**Stated goal**:
Exclude the pictures, then copy all remaining records exactly.

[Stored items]
┄┄┄┄┄┄┄┄┄┄

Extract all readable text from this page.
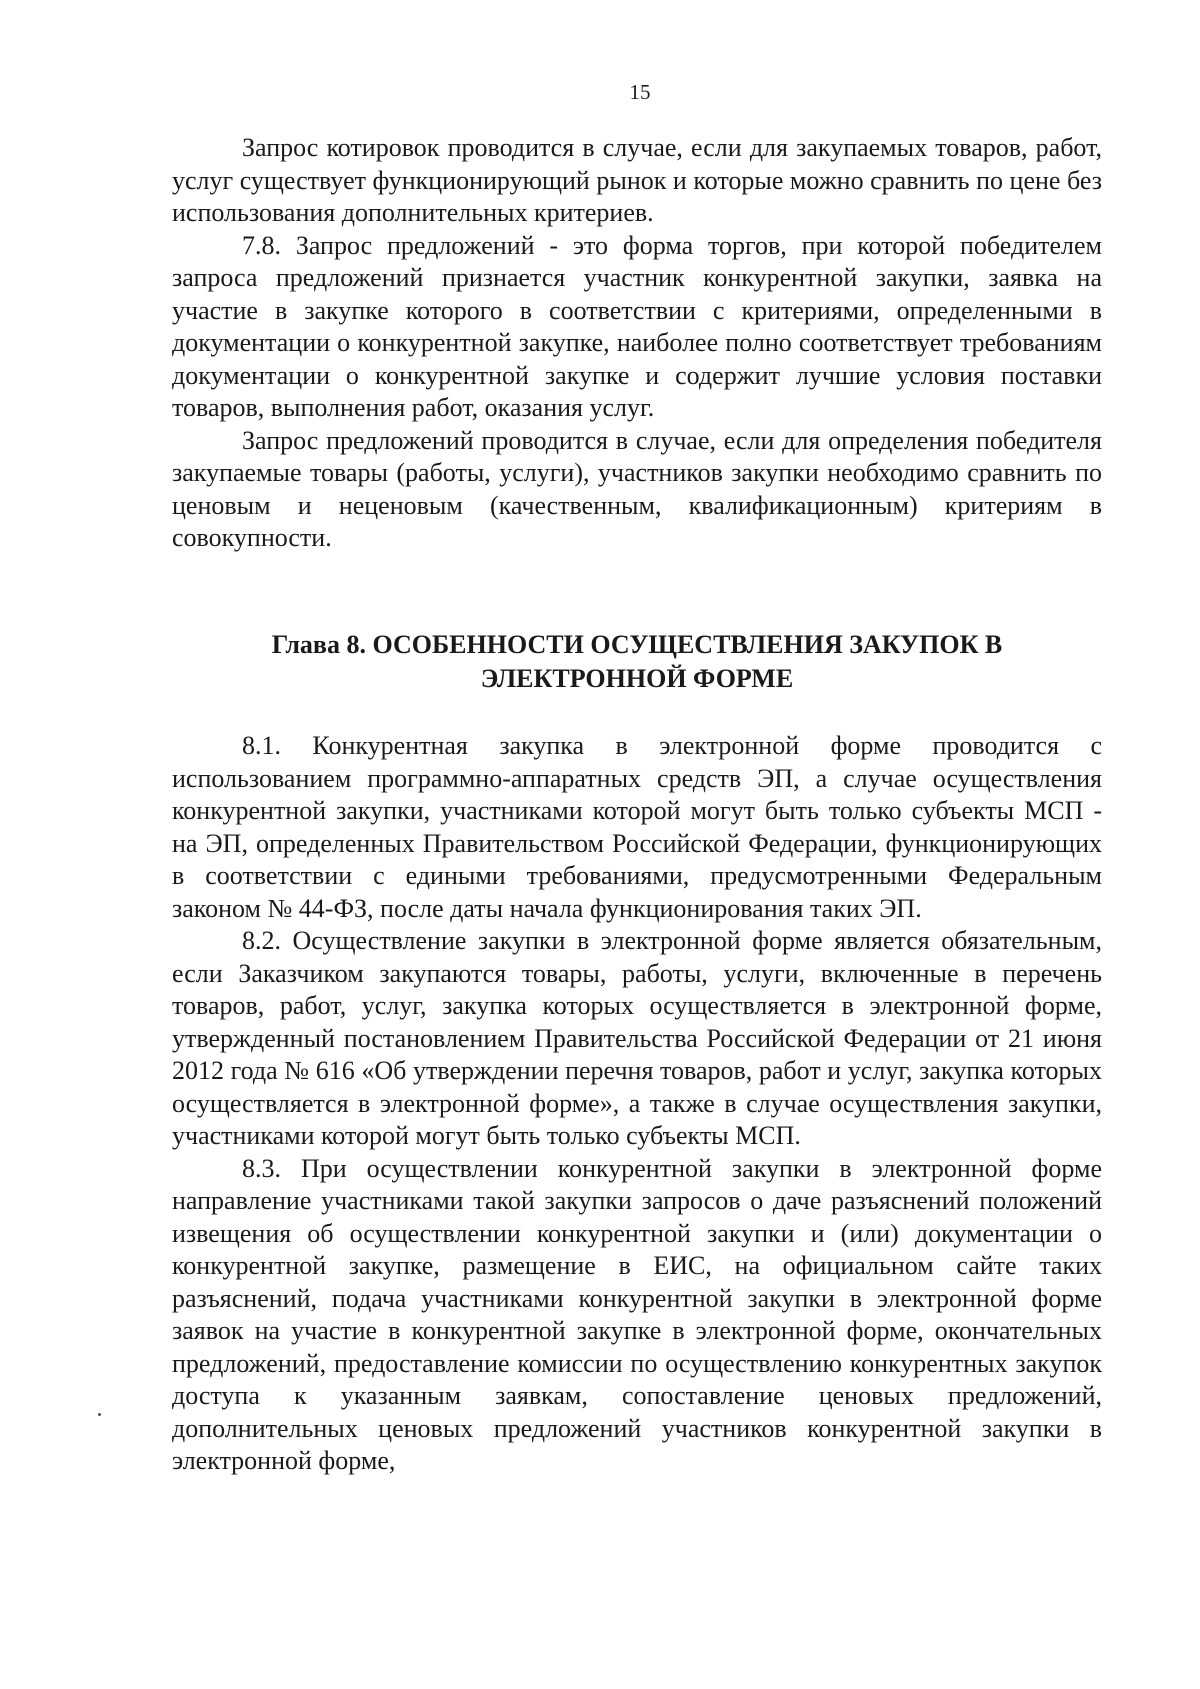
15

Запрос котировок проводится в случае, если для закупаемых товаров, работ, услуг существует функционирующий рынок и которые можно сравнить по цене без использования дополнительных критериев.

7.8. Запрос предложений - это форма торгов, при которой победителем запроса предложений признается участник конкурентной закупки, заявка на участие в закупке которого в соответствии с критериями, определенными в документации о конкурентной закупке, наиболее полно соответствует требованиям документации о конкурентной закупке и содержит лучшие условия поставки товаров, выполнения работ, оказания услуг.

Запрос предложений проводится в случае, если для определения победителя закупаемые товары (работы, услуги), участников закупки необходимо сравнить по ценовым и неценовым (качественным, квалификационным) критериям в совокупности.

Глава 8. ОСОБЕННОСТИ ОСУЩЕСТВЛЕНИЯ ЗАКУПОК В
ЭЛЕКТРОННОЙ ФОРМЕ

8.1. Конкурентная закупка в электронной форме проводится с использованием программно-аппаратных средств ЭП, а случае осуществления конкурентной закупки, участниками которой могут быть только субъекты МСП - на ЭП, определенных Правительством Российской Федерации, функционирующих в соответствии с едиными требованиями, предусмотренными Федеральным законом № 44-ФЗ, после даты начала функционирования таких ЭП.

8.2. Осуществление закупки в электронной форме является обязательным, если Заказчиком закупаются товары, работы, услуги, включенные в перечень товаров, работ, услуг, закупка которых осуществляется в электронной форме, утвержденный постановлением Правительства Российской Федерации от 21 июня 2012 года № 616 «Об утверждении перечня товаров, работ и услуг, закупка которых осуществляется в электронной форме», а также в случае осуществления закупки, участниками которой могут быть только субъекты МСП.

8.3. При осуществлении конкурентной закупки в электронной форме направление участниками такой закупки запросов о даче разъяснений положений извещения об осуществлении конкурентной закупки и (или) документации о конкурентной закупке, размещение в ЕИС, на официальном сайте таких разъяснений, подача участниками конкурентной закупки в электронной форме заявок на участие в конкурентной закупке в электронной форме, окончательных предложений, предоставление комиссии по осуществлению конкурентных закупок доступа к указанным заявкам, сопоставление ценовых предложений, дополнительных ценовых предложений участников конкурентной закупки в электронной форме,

┄┄┄┄┄┄┄┄┄┄

**Correct response**:
Extract all readable text from this page.
15

Запрос котировок проводится в случае, если для закупаемых товаров, работ, услуг существует функционирующий рынок и которые можно сравнить по цене без использования дополнительных критериев.

7.8. Запрос предложений - это форма торгов, при которой победителем запроса предложений признается участник конкурентной закупки, заявка на участие в закупке которого в соответствии с критериями, определенными в документации о конкурентной закупке, наиболее полно соответствует требованиям документации о конкурентной закупке и содержит лучшие условия поставки товаров, выполнения работ, оказания услуг.

Запрос предложений проводится в случае, если для определения победителя закупаемые товары (работы, услуги), участников закупки необходимо сравнить по ценовым и неценовым (качественным, квалификационным) критериям в совокупности.

Глава 8. ОСОБЕННОСТИ ОСУЩЕСТВЛЕНИЯ ЗАКУПОК В
ЭЛЕКТРОННОЙ ФОРМЕ

8.1. Конкурентная закупка в электронной форме проводится с использованием программно-аппаратных средств ЭП, а случае осуществления конкурентной закупки, участниками которой могут быть только субъекты МСП - на ЭП, определенных Правительством Российской Федерации, функционирующих в соответствии с едиными требованиями, предусмотренными Федеральным законом № 44-ФЗ, после даты начала функционирования таких ЭП.

8.2. Осуществление закупки в электронной форме является обязательным, если Заказчиком закупаются товары, работы, услуги, включенные в перечень товаров, работ, услуг, закупка которых осуществляется в электронной форме, утвержденный постановлением Правительства Российской Федерации от 21 июня 2012 года № 616 «Об утверждении перечня товаров, работ и услуг, закупка которых осуществляется в электронной форме», а также в случае осуществления закупки, участниками которой могут быть только субъекты МСП.

8.3. При осуществлении конкурентной закупки в электронной форме направление участниками такой закупки запросов о даче разъяснений положений извещения об осуществлении конкурентной закупки и (или) документации о конкурентной закупке, размещение в ЕИС, на официальном сайте таких разъяснений, подача участниками конкурентной закупки в электронной форме заявок на участие в конкурентной закупке в электронной форме, окончательных предложений, предоставление комиссии по осуществлению конкурентных закупок доступа к указанным заявкам, сопоставление ценовых предложений, дополнительных ценовых предложений участников конкурентной закупки в электронной форме,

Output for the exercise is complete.